▸ **Exercise objective**: Return the lines below that carry the word "Total".

[Stored data]
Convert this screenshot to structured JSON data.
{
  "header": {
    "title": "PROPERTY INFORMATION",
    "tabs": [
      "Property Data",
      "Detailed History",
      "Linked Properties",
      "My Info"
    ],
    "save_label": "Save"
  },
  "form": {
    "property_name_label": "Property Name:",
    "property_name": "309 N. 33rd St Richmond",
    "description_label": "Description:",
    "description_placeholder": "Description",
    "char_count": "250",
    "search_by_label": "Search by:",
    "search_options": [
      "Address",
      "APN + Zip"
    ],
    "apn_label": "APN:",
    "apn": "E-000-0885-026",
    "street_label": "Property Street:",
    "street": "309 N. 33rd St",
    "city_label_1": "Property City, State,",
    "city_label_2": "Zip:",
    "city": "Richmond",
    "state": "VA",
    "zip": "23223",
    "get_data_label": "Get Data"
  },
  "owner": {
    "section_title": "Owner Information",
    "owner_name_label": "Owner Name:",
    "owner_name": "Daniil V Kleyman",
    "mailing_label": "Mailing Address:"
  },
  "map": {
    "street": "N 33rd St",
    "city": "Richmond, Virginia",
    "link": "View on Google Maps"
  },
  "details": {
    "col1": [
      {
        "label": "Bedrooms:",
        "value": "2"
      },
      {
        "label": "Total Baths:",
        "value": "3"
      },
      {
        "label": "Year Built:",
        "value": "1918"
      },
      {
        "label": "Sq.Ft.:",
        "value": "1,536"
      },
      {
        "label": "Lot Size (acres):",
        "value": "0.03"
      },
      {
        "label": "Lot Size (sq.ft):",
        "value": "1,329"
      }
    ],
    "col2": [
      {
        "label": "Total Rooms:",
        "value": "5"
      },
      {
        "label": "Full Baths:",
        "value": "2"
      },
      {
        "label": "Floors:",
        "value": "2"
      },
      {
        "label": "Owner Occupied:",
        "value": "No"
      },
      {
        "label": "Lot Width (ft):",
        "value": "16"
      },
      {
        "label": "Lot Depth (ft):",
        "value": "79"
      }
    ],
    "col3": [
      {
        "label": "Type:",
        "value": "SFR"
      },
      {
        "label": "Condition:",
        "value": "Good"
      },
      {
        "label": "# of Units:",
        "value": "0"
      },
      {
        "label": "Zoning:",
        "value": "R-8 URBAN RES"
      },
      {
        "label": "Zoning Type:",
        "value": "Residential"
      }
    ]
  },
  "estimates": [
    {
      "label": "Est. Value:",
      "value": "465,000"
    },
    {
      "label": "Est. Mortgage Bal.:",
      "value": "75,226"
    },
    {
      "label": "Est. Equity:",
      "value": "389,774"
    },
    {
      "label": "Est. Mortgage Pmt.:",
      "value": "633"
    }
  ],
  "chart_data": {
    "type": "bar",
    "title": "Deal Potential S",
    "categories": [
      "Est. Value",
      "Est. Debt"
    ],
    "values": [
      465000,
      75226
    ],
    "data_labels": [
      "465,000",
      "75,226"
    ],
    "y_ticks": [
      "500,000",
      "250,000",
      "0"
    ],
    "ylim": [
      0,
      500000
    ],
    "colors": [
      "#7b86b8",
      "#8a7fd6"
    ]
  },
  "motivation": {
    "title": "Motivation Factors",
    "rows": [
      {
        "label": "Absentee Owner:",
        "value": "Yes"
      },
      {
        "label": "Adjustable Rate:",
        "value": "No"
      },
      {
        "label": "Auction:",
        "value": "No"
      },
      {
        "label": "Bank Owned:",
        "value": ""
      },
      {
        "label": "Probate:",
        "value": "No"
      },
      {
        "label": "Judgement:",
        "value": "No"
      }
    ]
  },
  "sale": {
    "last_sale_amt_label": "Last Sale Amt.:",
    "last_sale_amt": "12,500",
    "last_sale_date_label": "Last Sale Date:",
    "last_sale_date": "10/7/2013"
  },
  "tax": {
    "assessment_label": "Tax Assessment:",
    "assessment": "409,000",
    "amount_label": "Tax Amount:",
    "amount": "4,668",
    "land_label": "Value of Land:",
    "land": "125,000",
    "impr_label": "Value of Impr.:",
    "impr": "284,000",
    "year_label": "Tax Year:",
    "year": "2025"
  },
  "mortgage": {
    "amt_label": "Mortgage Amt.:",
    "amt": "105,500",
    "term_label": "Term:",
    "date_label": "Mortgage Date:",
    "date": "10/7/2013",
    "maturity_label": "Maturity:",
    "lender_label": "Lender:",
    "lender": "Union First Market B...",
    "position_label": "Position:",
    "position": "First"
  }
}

▸ **Task solution**:
        "label": "Total Baths:",
        "label": "Total Rooms:",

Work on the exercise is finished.